- GIVEN RECORDS:
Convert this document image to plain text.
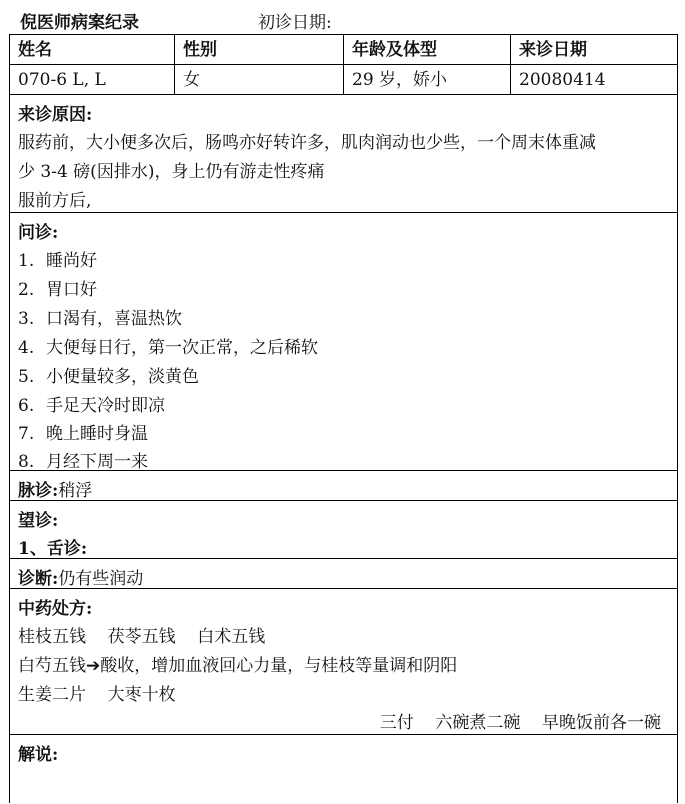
倪医师病案纪录	初诊日期:
姓名	性别	年龄及体型	来诊日期
070-6 L, L	女	29 岁，娇小	20080414
来诊原因:
服药前，大小便多次后，肠鸣亦好转许多，肌肉润动也少些，一个周末体重减
少 3-4 磅(因排水)，身上仍有游走性疼痛
服前方后,
问诊:
1. 睡尚好
2. 胃口好
3. 口渴有，喜温热饮
4. 大便每日行，第一次正常，之后稀软
5. 小便量较多，淡黄色
6. 手足天冷时即凉
7. 晚上睡时身温
8. 月经下周一来
脉诊:稍浮
望诊:
1、舌诊:
诊断:仍有些润动
中药处方:
桂枝五钱    茯苓五钱    白术五钱
白芍五钱➔酸收，增加血液回心力量，与桂枝等量调和阴阳
生姜二片    大枣十枚
三付    六碗煮二碗    早晚饭前各一碗
解说:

- TO DO: Quote the data exactly, leaving every image out of the copy.

- ANSWER IN FULL:
Convert this document image to plain text.
倪医师病案纪录	初诊日期:
姓名	性别	年龄及体型	来诊日期
070-6 L, L	女	29 岁，娇小	20080414
来诊原因:
服药前，大小便多次后，肠鸣亦好转许多，肌肉润动也少些，一个周末体重减
少 3-4 磅(因排水)，身上仍有游走性疼痛
服前方后,
问诊:
1. 睡尚好
2. 胃口好
3. 口渴有，喜温热饮
4. 大便每日行，第一次正常，之后稀软
5. 小便量较多，淡黄色
6. 手足天冷时即凉
7. 晚上睡时身温
8. 月经下周一来
脉诊:稍浮
望诊:
1、舌诊:
诊断:仍有些润动
中药处方:
桂枝五钱    茯苓五钱    白术五钱
白芍五钱➔酸收，增加血液回心力量，与桂枝等量调和阴阳
生姜二片    大枣十枚
三付    六碗煮二碗    早晚饭前各一碗
解说:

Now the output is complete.